• Task requirements: Count the lines of the material below that contain the string "shortcut", treating uppercase and lowercase as different. Reply with the number alone.

** Begin **

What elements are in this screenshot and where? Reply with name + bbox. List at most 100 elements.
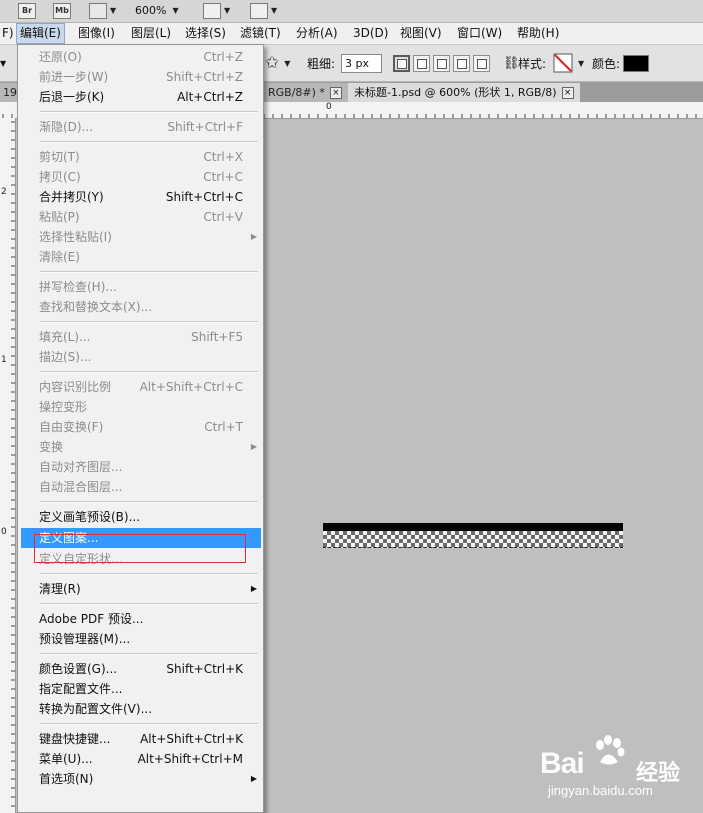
menu-item[interactable]: 颜色设置(G)... Shift+Ctrl+K — [21, 659, 261, 679]
menu-item-shortcut: Ctrl+V — [203, 210, 243, 224]
menu-item-shortcut: Shift+Ctrl+C — [165, 190, 243, 204]
menu-item[interactable]: 定义画笔预设(B)... — [21, 507, 261, 527]
menu-3d[interactable]: 3D(D) — [350, 23, 391, 44]
menu-item[interactable]: 指定配置文件... — [21, 679, 261, 699]
view-extras-button[interactable]: ▼ — [89, 2, 116, 19]
tab-document-1[interactable]: RGB/8#) * × — [262, 83, 348, 102]
menu-item[interactable]: 转换为配置文件(V)... — [21, 699, 261, 719]
menu-item[interactable]: Adobe PDF 预设... — [21, 609, 261, 629]
annotation-highlight-box — [34, 534, 246, 563]
menu-item[interactable]: 变换 ▶ — [21, 437, 261, 457]
menu-item[interactable]: 渐隐(D)... Shift+Ctrl+F — [21, 117, 261, 137]
submenu-arrow-icon: ▶ — [250, 232, 257, 241]
add-to-area-button[interactable] — [413, 45, 430, 81]
submenu-arrow-icon: ▶ — [250, 774, 257, 783]
menu-item-label: 键盘快捷键... — [39, 732, 111, 746]
vertical-ruler[interactable]: 2 1 0 — [0, 118, 16, 813]
new-shape-layer-button[interactable] — [393, 45, 410, 81]
screen-mode-button[interactable]: ▼ — [250, 2, 277, 19]
tab-fragment-left[interactable]: 19 — [0, 83, 18, 102]
menu-item[interactable]: 粘贴(P) Ctrl+V — [21, 207, 261, 227]
zoom-level-value: 600% — [135, 4, 167, 17]
menu-item[interactable]: 菜单(U)... Alt+Shift+Ctrl+M — [21, 749, 261, 769]
menu-item-label: 自动混合图层... — [39, 480, 123, 494]
menu-layer[interactable]: 图层(L) — [128, 23, 174, 44]
tab-label: RGB/8#) * — [268, 86, 325, 99]
tab-label: 未标题-1.psd @ 600% (形状 1, RGB/8) — [354, 86, 557, 99]
menu-item[interactable]: 前进一步(W) Shift+Ctrl+Z — [21, 67, 261, 87]
menu-separator — [40, 723, 258, 725]
menu-item[interactable]: 填充(L)... Shift+F5 — [21, 327, 261, 347]
menu-item-label: 变换 — [39, 440, 64, 454]
style-picker[interactable]: ▼ — [553, 45, 584, 81]
menu-item-label: 粘贴(P) — [39, 210, 80, 224]
close-icon[interactable]: × — [561, 87, 574, 99]
bridge-button[interactable]: Br — [18, 2, 36, 19]
menu-edit[interactable]: 编辑(E) — [16, 23, 65, 44]
menu-item[interactable]: 选择性粘贴(I) ▶ — [21, 227, 261, 247]
menu-item[interactable]: 还原(O) Ctrl+Z — [21, 47, 261, 67]
menu-item[interactable]: 查找和替换文本(X)... — [21, 297, 261, 317]
zoom-level-dropdown[interactable]: 600% ▼ — [135, 2, 179, 19]
menu-item[interactable]: 预设管理器(M)... — [21, 629, 261, 649]
menu-item[interactable]: 描边(S)... — [21, 347, 261, 367]
arrange-documents-button[interactable]: ▼ — [203, 2, 230, 19]
menu-item-label: 颜色设置(G)... — [39, 662, 118, 676]
subtract-area-button[interactable] — [433, 45, 450, 81]
chevron-down-icon: ▼ — [284, 58, 291, 68]
shape-stroke[interactable] — [323, 523, 623, 531]
menu-separator — [40, 603, 258, 605]
menu-item[interactable]: 剪切(T) Ctrl+X — [21, 147, 261, 167]
menu-item[interactable]: 键盘快捷键... Alt+Shift+Ctrl+K — [21, 729, 261, 749]
arrange-documents-icon — [203, 2, 221, 19]
menu-item[interactable]: 后退一步(K) Alt+Ctrl+Z — [21, 87, 261, 107]
menu-help[interactable]: 帮助(H) — [514, 23, 562, 44]
mini-bridge-button[interactable]: Mb — [53, 2, 71, 19]
custom-shape-picker[interactable]: ✩ ▼ — [265, 45, 290, 81]
shape-selection-pattern — [323, 531, 623, 548]
menu-select[interactable]: 选择(S) — [182, 23, 229, 44]
square-glyph — [397, 58, 407, 69]
menu-item-label: 内容识别比例 — [39, 380, 112, 394]
intersect-area-button[interactable] — [453, 45, 470, 81]
menu-image[interactable]: 图像(I) — [75, 23, 118, 44]
menu-item[interactable]: 拷贝(C) Ctrl+C — [21, 167, 261, 187]
menu-item[interactable]: 操控变形 — [21, 397, 261, 417]
menu-item-shortcut: Ctrl+X — [203, 150, 243, 164]
menu-item-label: 指定配置文件... — [39, 682, 123, 696]
menu-filter[interactable]: 滤镜(T) — [237, 23, 284, 44]
menu-item-label: 清理(R) — [39, 582, 81, 596]
exclude-area-button[interactable] — [473, 45, 490, 81]
menu-separator — [40, 371, 258, 373]
menu-item[interactable]: 首选项(N) ▶ — [21, 769, 261, 789]
menu-item[interactable]: 内容识别比例 Alt+Shift+Ctrl+C — [21, 377, 261, 397]
menu-separator — [40, 321, 258, 323]
menu-item[interactable]: 清除(E) — [21, 247, 261, 267]
menu-item-label: 首选项(N) — [39, 772, 94, 786]
menu-item[interactable]: 自动对齐图层... — [21, 457, 261, 477]
tool-preset-picker[interactable]: ▼ — [0, 45, 6, 81]
menu-analysis[interactable]: 分析(A) — [293, 23, 341, 44]
weight-input[interactable]: 3 px — [341, 53, 382, 73]
tab-document-2[interactable]: 未标题-1.psd @ 600% (形状 1, RGB/8) × — [348, 83, 580, 102]
menu-item[interactable]: 清理(R) ▶ — [21, 579, 261, 599]
menu-view[interactable]: 视图(V) — [397, 23, 445, 44]
add-to-area-icon — [413, 54, 430, 72]
color-swatch[interactable] — [623, 54, 649, 72]
menu-item[interactable]: 拼写检查(H)... — [21, 277, 261, 297]
menu-file-fragment[interactable]: F) — [0, 23, 17, 44]
menu-item[interactable]: 自由变换(F) Ctrl+T — [21, 417, 261, 437]
menu-item[interactable]: 自动混合图层... — [21, 477, 261, 497]
menu-separator — [40, 141, 258, 143]
menu-item-shortcut: Ctrl+T — [204, 420, 243, 434]
menu-item-label: 渐隐(D)... — [39, 120, 94, 134]
ruler-label: 0 — [326, 102, 332, 112]
menu-item[interactable]: 合并拷贝(Y) Shift+Ctrl+C — [21, 187, 261, 207]
intersect-area-icon — [453, 54, 470, 72]
menu-item-label: 预设管理器(M)... — [39, 632, 131, 646]
ruler-label: 0 — [1, 527, 7, 537]
menu-window[interactable]: 窗口(W) — [454, 23, 505, 44]
close-icon[interactable]: × — [329, 87, 342, 99]
baidu-watermark: Bai 经验 jingyan.baidu.com — [540, 735, 700, 805]
menu-item-label: Adobe PDF 预设... — [39, 612, 144, 626]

** End **

• Reply to the task: 4